### WHAT IS NEEDED:
Extract the complete listing and output it unchanged.
^^^^^^^^^^^^^^^^
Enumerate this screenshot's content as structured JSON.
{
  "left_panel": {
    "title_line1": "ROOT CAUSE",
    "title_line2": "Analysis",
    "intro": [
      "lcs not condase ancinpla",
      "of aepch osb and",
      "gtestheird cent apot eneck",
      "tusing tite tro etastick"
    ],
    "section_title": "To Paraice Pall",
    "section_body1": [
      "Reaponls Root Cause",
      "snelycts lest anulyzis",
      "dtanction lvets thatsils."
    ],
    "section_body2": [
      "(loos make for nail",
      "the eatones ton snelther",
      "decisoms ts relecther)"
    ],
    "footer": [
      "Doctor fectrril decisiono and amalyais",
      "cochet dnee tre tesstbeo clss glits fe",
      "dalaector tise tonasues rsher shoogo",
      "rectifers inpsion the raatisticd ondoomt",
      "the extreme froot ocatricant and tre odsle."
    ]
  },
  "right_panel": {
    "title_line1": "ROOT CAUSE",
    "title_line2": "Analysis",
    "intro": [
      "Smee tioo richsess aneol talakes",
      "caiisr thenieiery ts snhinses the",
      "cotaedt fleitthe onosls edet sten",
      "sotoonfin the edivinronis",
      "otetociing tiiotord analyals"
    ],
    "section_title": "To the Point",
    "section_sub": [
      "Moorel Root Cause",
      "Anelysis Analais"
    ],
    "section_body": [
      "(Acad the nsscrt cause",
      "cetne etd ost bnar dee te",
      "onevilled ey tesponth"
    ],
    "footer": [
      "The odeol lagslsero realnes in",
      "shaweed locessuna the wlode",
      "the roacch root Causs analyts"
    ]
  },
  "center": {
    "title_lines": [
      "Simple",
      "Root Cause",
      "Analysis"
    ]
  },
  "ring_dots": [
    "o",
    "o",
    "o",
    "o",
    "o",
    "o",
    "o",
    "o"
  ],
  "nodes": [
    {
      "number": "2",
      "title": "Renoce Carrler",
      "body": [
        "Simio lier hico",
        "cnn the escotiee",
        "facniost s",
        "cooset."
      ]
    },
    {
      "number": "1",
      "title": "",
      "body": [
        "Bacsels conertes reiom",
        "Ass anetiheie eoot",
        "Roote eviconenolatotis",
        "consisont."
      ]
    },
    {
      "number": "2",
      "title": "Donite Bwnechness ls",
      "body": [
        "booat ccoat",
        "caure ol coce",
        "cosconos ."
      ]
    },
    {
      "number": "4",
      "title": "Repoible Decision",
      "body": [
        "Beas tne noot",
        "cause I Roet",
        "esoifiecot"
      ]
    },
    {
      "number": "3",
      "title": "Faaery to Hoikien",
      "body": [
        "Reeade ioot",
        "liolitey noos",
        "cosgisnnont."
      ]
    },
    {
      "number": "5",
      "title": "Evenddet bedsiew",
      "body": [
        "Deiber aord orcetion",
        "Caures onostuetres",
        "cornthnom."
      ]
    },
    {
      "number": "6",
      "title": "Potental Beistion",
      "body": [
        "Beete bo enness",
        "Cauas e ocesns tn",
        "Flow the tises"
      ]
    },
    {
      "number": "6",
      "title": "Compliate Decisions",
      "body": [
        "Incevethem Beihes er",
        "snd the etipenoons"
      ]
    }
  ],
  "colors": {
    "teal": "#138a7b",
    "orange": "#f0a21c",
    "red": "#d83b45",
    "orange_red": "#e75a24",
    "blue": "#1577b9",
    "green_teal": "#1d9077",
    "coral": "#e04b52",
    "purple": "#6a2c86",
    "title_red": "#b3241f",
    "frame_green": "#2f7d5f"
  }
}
^^^^^^^^^^^^^^^^
### WORKED SOLUTION:
Enumerate this screenshot's content as structured JSON.
{
  "left_panel": {
    "title_line1": "ROOT CAUSE",
    "title_line2": "Analysis",
    "intro": [
      "lcs not condase ancinpla",
      "of aepch osb and",
      "gtestheird cent apot eneck",
      "tusing tite tro etastick"
    ],
    "section_title": "To Paraice Pall",
    "section_body1": [
      "Reaponls Root Cause",
      "snelycts lest anulyzis",
      "dtanction lvets thatsils."
    ],
    "section_body2": [
      "(loos make for nail",
      "the eatones ton snelther",
      "decisoms ts relecther)"
    ],
    "footer": [
      "Doctor fectrril decisiono and amalyais",
      "cochet dnee tre tesstbeo clss glits fe",
      "dalaector tise tonasues rsher shoogo",
      "rectifers inpsion the raatisticd ondoomt",
      "the extreme froot ocatricant and tre odsle."
    ]
  },
  "right_panel": {
    "title_line1": "ROOT CAUSE",
    "title_line2": "Analysis",
    "intro": [
      "Smee tioo richsess aneol talakes",
      "caiisr thenieiery ts snhinses the",
      "cotaedt fleitthe onosls edet sten",
      "sotoonfin the edivinronis",
      "otetociing tiiotord analyals"
    ],
    "section_title": "To the Point",
    "section_sub": [
      "Moorel Root Cause",
      "Anelysis Analais"
    ],
    "section_body": [
      "(Acad the nsscrt cause",
      "cetne etd ost bnar dee te",
      "onevilled ey tesponth"
    ],
    "footer": [
      "The odeol lagslsero realnes in",
      "shaweed locessuna the wlode",
      "the roacch root Causs analyts"
    ]
  },
  "center": {
    "title_lines": [
      "Simple",
      "Root Cause",
      "Analysis"
    ]
  },
  "ring_dots": [
    "o",
    "o",
    "o",
    "o",
    "o",
    "o",
    "o",
    "o"
  ],
  "nodes": [
    {
      "number": "2",
      "title": "Renoce Carrler",
      "body": [
        "Simio lier hico",
        "cnn the escotiee",
        "facniost s",
        "cooset."
      ]
    },
    {
      "number": "1",
      "title": "",
      "body": [
        "Bacsels conertes reiom",
        "Ass anetiheie eoot",
        "Roote eviconenolatotis",
        "consisont."
      ]
    },
    {
      "number": "2",
      "title": "Donite Bwnechness ls",
      "body": [
        "booat ccoat",
        "caure ol coce",
        "cosconos ."
      ]
    },
    {
      "number": "4",
      "title": "Repoible Decision",
      "body": [
        "Beas tne noot",
        "cause I Roet",
        "esoifiecot"
      ]
    },
    {
      "number": "3",
      "title": "Faaery to Hoikien",
      "body": [
        "Reeade ioot",
        "liolitey noos",
        "cosgisnnont."
      ]
    },
    {
      "number": "5",
      "title": "Evenddet bedsiew",
      "body": [
        "Deiber aord orcetion",
        "Caures onostuetres",
        "cornthnom."
      ]
    },
    {
      "number": "6",
      "title": "Potental Beistion",
      "body": [
        "Beete bo enness",
        "Cauas e ocesns tn",
        "Flow the tises"
      ]
    },
    {
      "number": "6",
      "title": "Compliate Decisions",
      "body": [
        "Incevethem Beihes er",
        "snd the etipenoons"
      ]
    }
  ],
  "colors": {
    "teal": "#138a7b",
    "orange": "#f0a21c",
    "red": "#d83b45",
    "orange_red": "#e75a24",
    "blue": "#1577b9",
    "green_teal": "#1d9077",
    "coral": "#e04b52",
    "purple": "#6a2c86",
    "title_red": "#b3241f",
    "frame_green": "#2f7d5f"
  }
}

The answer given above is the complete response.